**Exercise description:** Below is a block of records. Copy every line in it that contains the word "structured".

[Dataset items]
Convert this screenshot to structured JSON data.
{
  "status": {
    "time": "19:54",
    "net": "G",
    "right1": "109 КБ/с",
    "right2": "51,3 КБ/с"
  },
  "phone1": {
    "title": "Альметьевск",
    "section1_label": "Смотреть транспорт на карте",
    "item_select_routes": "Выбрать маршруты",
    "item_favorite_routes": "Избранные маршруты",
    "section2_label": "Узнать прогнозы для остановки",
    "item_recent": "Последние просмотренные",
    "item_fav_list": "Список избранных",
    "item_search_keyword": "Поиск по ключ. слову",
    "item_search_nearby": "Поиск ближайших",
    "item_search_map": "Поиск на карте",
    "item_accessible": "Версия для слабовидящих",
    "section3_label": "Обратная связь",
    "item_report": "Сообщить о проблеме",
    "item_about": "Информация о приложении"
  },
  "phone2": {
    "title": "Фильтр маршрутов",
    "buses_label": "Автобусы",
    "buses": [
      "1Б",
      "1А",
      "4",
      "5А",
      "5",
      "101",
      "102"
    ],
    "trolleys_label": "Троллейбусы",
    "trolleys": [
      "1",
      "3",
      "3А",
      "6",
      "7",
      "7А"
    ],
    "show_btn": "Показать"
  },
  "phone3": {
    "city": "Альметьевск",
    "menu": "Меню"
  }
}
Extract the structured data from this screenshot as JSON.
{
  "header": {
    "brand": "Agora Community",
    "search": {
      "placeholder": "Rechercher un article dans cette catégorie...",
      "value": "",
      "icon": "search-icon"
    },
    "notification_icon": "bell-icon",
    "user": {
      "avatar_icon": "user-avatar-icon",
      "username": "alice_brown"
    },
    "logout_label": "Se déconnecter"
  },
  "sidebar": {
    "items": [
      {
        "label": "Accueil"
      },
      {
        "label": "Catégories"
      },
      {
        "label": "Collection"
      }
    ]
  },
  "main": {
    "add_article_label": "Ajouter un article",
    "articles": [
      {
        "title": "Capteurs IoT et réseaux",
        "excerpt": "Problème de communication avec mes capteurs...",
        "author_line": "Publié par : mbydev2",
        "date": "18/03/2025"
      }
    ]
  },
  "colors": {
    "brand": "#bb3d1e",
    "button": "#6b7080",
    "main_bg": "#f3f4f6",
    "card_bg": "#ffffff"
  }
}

**Full solution:**
Convert this screenshot to structured JSON data.
Extract the structured data from this screenshot as JSON.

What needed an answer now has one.